Description of the task. Exactly and only the lines from the line holding "What's the underlying" to the end of the records should be reproduced. Leave pictures out.

Data provided.
◆ ◆ ◆ ◆ ◆
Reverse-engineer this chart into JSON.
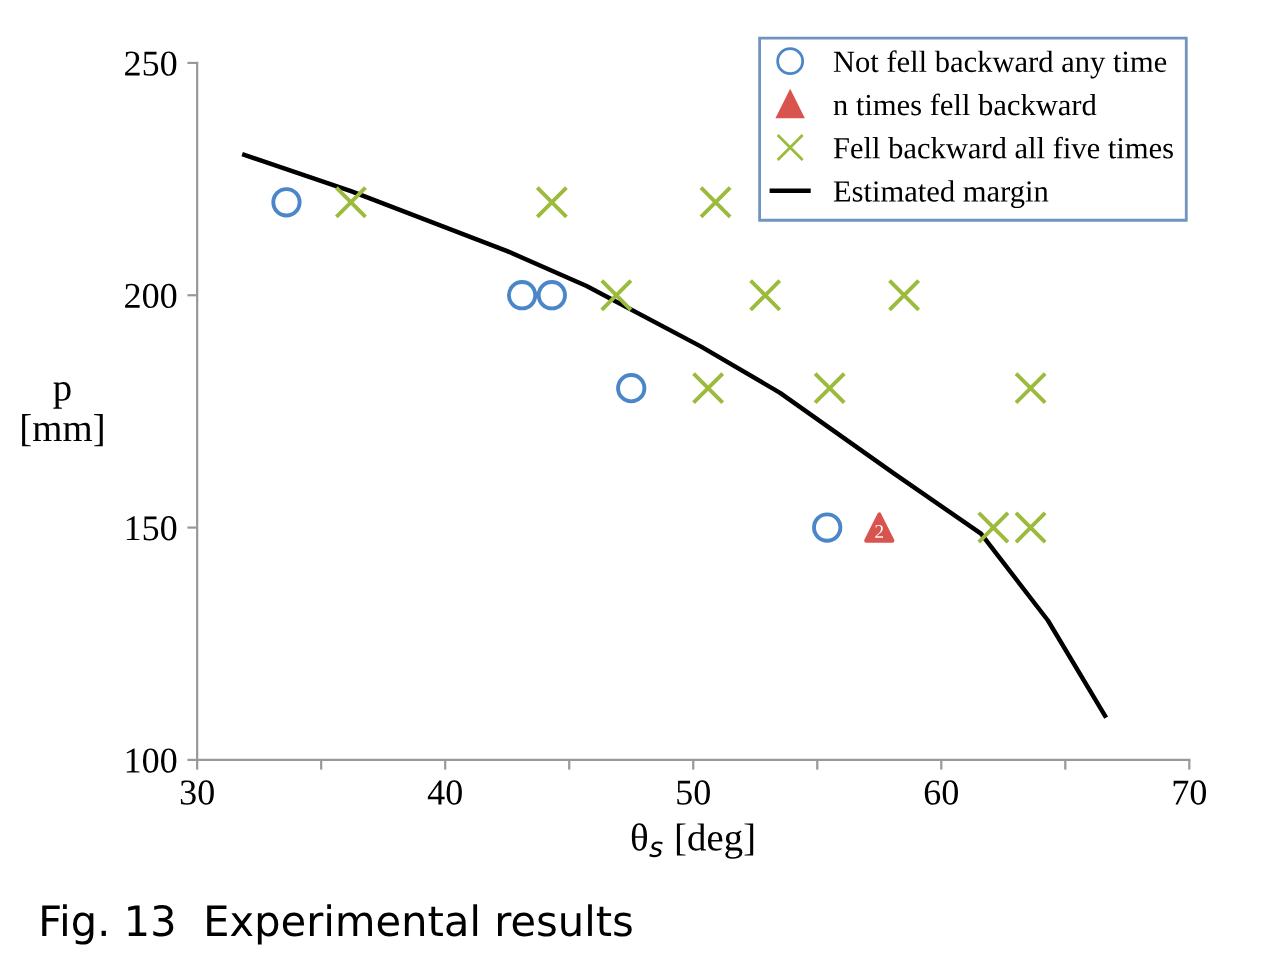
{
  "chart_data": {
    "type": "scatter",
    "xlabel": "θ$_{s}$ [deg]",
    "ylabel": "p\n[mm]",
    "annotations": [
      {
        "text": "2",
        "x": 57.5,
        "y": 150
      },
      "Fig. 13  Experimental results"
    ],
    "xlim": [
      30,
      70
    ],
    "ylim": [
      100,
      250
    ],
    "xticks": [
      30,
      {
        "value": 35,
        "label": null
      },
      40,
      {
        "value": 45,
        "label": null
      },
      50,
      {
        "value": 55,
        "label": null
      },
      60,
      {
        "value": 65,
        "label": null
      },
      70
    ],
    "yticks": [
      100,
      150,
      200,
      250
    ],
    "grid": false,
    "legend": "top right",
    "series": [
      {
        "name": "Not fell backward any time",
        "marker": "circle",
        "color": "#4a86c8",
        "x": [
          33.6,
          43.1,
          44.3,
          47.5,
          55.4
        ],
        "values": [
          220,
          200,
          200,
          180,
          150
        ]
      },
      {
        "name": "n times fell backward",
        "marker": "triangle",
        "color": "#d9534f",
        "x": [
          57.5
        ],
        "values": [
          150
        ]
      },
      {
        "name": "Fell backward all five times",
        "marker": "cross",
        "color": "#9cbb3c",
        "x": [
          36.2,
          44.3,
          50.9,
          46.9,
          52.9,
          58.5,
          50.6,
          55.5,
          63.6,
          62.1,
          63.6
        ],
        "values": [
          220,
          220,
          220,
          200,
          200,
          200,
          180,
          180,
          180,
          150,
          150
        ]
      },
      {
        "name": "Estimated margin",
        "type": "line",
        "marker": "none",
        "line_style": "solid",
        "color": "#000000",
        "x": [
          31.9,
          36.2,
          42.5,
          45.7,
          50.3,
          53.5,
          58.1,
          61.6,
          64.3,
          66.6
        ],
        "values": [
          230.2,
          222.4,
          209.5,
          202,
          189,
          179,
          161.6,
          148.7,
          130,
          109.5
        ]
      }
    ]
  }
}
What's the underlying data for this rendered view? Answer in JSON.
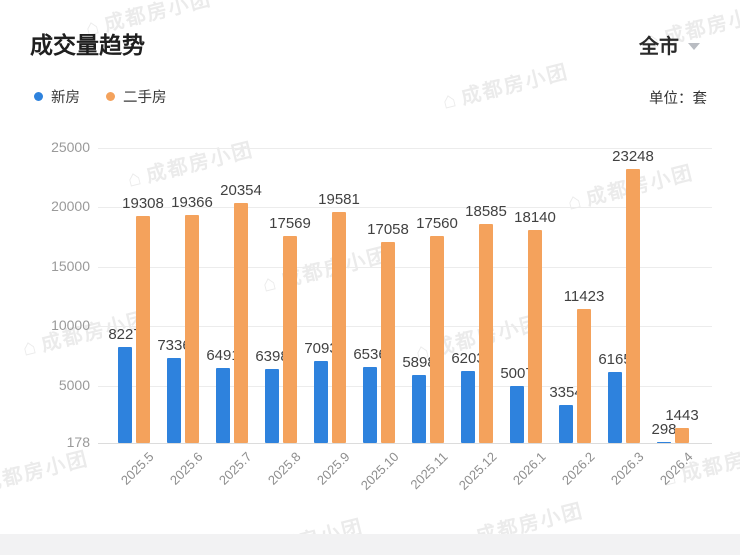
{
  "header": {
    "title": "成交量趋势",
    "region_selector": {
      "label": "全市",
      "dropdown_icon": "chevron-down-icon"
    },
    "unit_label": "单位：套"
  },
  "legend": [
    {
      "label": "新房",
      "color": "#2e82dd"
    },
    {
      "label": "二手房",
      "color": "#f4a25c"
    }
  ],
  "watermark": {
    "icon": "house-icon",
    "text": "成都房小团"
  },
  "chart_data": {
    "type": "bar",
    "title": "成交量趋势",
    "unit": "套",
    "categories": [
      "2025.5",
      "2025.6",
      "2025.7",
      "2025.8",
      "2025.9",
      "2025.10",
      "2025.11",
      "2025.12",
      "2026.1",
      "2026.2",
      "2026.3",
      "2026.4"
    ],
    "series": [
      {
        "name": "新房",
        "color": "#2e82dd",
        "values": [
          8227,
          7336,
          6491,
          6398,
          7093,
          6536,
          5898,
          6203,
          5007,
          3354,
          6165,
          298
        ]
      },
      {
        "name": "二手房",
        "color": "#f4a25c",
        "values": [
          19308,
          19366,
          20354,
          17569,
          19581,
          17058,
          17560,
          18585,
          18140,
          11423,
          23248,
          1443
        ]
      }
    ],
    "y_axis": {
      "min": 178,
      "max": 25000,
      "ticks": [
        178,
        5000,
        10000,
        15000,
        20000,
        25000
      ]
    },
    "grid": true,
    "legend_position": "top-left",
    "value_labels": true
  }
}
◆ ◆ ◆ ◆ ◆
Output of the task.
What's the underlying data for this rendered view? Answer in JSON.
{
  "header": {
    "title": "成交量趋势",
    "region_selector": {
      "label": "全市",
      "dropdown_icon": "chevron-down-icon"
    },
    "unit_label": "单位：套"
  },
  "legend": [
    {
      "label": "新房",
      "color": "#2e82dd"
    },
    {
      "label": "二手房",
      "color": "#f4a25c"
    }
  ],
  "watermark": {
    "icon": "house-icon",
    "text": "成都房小团"
  },
  "chart_data": {
    "type": "bar",
    "title": "成交量趋势",
    "unit": "套",
    "categories": [
      "2025.5",
      "2025.6",
      "2025.7",
      "2025.8",
      "2025.9",
      "2025.10",
      "2025.11",
      "2025.12",
      "2026.1",
      "2026.2",
      "2026.3",
      "2026.4"
    ],
    "series": [
      {
        "name": "新房",
        "color": "#2e82dd",
        "values": [
          8227,
          7336,
          6491,
          6398,
          7093,
          6536,
          5898,
          6203,
          5007,
          3354,
          6165,
          298
        ]
      },
      {
        "name": "二手房",
        "color": "#f4a25c",
        "values": [
          19308,
          19366,
          20354,
          17569,
          19581,
          17058,
          17560,
          18585,
          18140,
          11423,
          23248,
          1443
        ]
      }
    ],
    "y_axis": {
      "min": 178,
      "max": 25000,
      "ticks": [
        178,
        5000,
        10000,
        15000,
        20000,
        25000
      ]
    },
    "grid": true,
    "legend_position": "top-left",
    "value_labels": true
  }
}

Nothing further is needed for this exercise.